### TASK STATEMENT
Transcribe every entry word for word, but skip the images.

[Records from a data source]
---
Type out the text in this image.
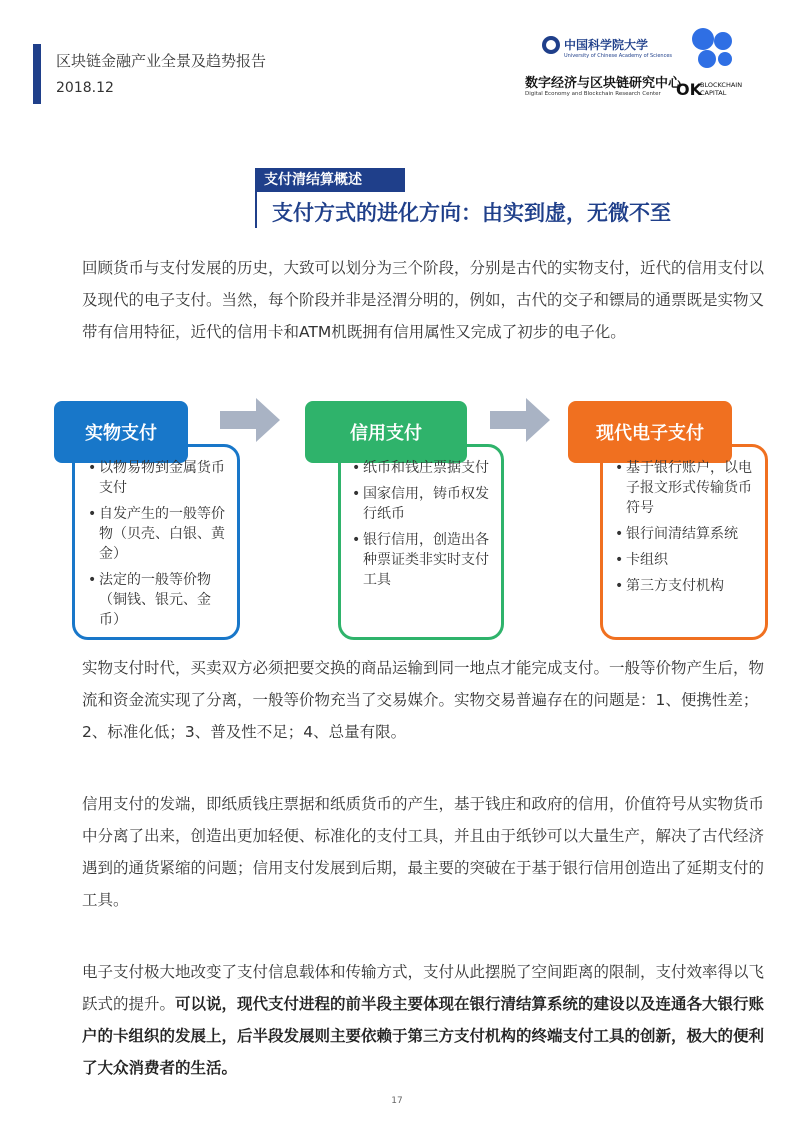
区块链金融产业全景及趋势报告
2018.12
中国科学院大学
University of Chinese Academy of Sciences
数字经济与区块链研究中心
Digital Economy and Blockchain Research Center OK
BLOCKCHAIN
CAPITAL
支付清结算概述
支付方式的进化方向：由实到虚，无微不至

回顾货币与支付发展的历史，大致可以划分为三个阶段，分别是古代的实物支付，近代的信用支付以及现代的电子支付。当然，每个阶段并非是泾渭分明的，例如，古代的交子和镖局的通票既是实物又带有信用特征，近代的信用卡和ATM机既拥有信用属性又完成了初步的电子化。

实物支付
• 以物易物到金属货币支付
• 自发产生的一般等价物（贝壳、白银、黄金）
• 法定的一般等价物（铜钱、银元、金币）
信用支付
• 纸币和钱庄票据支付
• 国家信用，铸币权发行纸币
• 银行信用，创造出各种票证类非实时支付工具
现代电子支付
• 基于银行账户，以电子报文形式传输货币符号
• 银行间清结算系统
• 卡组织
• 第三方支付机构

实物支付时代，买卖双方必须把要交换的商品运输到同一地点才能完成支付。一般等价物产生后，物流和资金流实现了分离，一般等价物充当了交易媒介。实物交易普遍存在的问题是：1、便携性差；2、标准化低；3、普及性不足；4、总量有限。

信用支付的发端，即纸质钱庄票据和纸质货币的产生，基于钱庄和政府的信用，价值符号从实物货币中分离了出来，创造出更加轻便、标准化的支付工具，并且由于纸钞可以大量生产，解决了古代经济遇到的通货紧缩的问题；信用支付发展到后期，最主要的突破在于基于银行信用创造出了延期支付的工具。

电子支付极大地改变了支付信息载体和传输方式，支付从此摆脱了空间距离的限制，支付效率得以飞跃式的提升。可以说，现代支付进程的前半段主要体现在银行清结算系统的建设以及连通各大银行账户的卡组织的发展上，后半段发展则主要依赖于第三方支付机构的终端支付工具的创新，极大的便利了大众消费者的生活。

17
---
### SOLUTION TO THIS TASK
Type out the text in this image.
区块链金融产业全景及趋势报告
2018.12
中国科学院大学
University of Chinese Academy of Sciences
数字经济与区块链研究中心
Digital Economy and Blockchain Research Center OK
BLOCKCHAIN
CAPITAL
支付清结算概述
支付方式的进化方向：由实到虚，无微不至

回顾货币与支付发展的历史，大致可以划分为三个阶段，分别是古代的实物支付，近代的信用支付以及现代的电子支付。当然，每个阶段并非是泾渭分明的，例如，古代的交子和镖局的通票既是实物又带有信用特征，近代的信用卡和ATM机既拥有信用属性又完成了初步的电子化。

实物支付
• 以物易物到金属货币支付
• 自发产生的一般等价物（贝壳、白银、黄金）
• 法定的一般等价物（铜钱、银元、金币）
信用支付
• 纸币和钱庄票据支付
• 国家信用，铸币权发行纸币
• 银行信用，创造出各种票证类非实时支付工具
现代电子支付
• 基于银行账户，以电子报文形式传输货币符号
• 银行间清结算系统
• 卡组织
• 第三方支付机构

实物支付时代，买卖双方必须把要交换的商品运输到同一地点才能完成支付。一般等价物产生后，物流和资金流实现了分离，一般等价物充当了交易媒介。实物交易普遍存在的问题是：1、便携性差；2、标准化低；3、普及性不足；4、总量有限。

信用支付的发端，即纸质钱庄票据和纸质货币的产生，基于钱庄和政府的信用，价值符号从实物货币中分离了出来，创造出更加轻便、标准化的支付工具，并且由于纸钞可以大量生产，解决了古代经济遇到的通货紧缩的问题；信用支付发展到后期，最主要的突破在于基于银行信用创造出了延期支付的工具。

电子支付极大地改变了支付信息载体和传输方式，支付从此摆脱了空间距离的限制，支付效率得以飞跃式的提升。可以说，现代支付进程的前半段主要体现在银行清结算系统的建设以及连通各大银行账户的卡组织的发展上，后半段发展则主要依赖于第三方支付机构的终端支付工具的创新，极大的便利了大众消费者的生活。

17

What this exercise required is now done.